▶ Requirements
Below are some entries. Output each one exactly as it appears.
★ ★ ★ ★
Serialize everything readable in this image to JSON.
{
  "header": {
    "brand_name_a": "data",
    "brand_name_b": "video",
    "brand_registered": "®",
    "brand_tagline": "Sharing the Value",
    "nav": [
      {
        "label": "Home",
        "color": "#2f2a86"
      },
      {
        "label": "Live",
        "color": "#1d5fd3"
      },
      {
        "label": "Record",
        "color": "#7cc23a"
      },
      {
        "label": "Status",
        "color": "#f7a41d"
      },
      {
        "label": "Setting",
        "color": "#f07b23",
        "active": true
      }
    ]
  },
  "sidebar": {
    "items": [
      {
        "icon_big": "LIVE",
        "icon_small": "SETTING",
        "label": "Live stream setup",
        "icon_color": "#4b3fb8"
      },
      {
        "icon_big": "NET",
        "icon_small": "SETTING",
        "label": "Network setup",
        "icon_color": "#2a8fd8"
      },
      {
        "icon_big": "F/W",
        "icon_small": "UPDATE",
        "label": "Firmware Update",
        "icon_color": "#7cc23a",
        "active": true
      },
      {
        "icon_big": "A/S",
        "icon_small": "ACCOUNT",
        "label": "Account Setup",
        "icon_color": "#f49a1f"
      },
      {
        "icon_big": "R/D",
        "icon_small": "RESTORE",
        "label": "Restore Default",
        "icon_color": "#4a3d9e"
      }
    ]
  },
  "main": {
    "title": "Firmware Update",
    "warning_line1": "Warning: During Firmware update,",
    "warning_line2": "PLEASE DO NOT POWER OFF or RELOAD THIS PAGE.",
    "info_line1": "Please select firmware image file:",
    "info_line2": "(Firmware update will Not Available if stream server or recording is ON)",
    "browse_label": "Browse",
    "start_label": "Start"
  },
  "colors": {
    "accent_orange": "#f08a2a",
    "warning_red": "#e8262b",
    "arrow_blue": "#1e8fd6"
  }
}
★ ★ ★ ★
▶ Solved exercise
Serialize everything readable in this image to JSON.
{
  "header": {
    "brand_name_a": "data",
    "brand_name_b": "video",
    "brand_registered": "®",
    "brand_tagline": "Sharing the Value",
    "nav": [
      {
        "label": "Home",
        "color": "#2f2a86"
      },
      {
        "label": "Live",
        "color": "#1d5fd3"
      },
      {
        "label": "Record",
        "color": "#7cc23a"
      },
      {
        "label": "Status",
        "color": "#f7a41d"
      },
      {
        "label": "Setting",
        "color": "#f07b23",
        "active": true
      }
    ]
  },
  "sidebar": {
    "items": [
      {
        "icon_big": "LIVE",
        "icon_small": "SETTING",
        "label": "Live stream setup",
        "icon_color": "#4b3fb8"
      },
      {
        "icon_big": "NET",
        "icon_small": "SETTING",
        "label": "Network setup",
        "icon_color": "#2a8fd8"
      },
      {
        "icon_big": "F/W",
        "icon_small": "UPDATE",
        "label": "Firmware Update",
        "icon_color": "#7cc23a",
        "active": true
      },
      {
        "icon_big": "A/S",
        "icon_small": "ACCOUNT",
        "label": "Account Setup",
        "icon_color": "#f49a1f"
      },
      {
        "icon_big": "R/D",
        "icon_small": "RESTORE",
        "label": "Restore Default",
        "icon_color": "#4a3d9e"
      }
    ]
  },
  "main": {
    "title": "Firmware Update",
    "warning_line1": "Warning: During Firmware update,",
    "warning_line2": "PLEASE DO NOT POWER OFF or RELOAD THIS PAGE.",
    "info_line1": "Please select firmware image file:",
    "info_line2": "(Firmware update will Not Available if stream server or recording is ON)",
    "browse_label": "Browse",
    "start_label": "Start"
  },
  "colors": {
    "accent_orange": "#f08a2a",
    "warning_red": "#e8262b",
    "arrow_blue": "#1e8fd6"
  }
}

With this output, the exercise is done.